Do this:
How many lines of these entries hold the string "expensive"? Reply with the number alone.

——

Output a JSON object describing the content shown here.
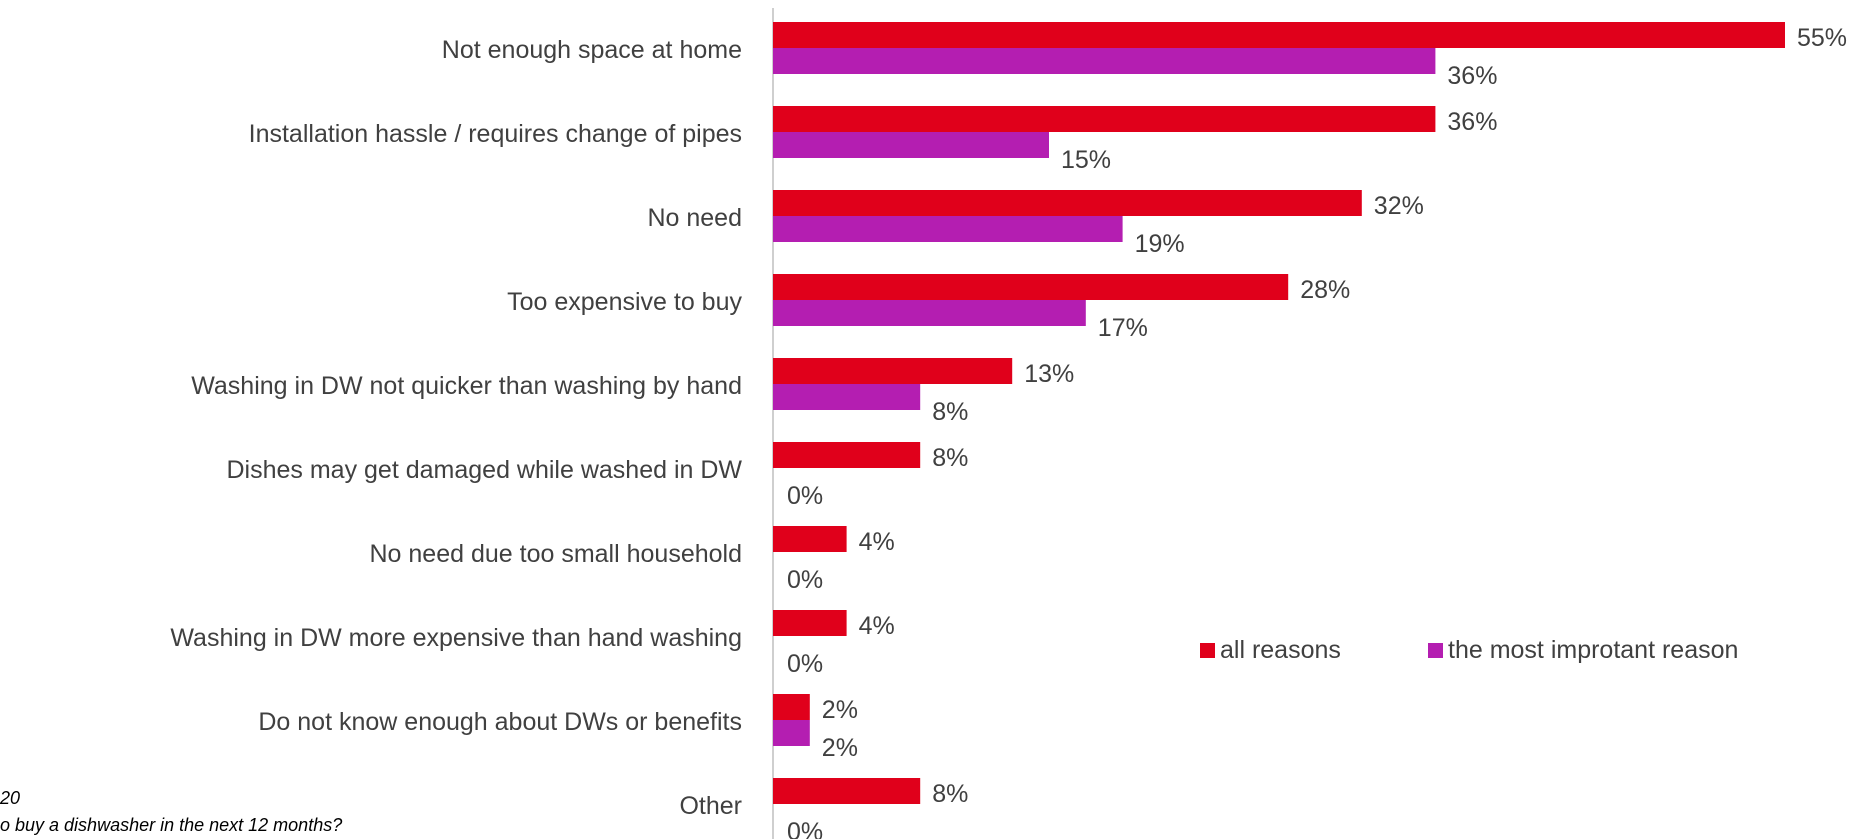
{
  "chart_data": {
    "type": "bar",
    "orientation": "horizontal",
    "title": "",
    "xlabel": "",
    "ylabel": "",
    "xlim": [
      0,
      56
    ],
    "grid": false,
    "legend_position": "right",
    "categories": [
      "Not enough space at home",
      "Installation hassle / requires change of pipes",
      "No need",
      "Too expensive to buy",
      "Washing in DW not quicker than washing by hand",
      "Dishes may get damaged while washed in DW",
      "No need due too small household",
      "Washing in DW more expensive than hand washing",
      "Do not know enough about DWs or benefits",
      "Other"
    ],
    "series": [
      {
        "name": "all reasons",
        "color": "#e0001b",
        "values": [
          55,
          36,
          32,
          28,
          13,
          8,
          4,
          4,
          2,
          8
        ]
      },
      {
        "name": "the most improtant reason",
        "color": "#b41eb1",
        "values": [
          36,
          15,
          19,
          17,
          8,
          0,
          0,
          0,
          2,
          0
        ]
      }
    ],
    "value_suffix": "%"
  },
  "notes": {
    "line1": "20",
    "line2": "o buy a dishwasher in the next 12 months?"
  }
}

——

Finished exercise:
2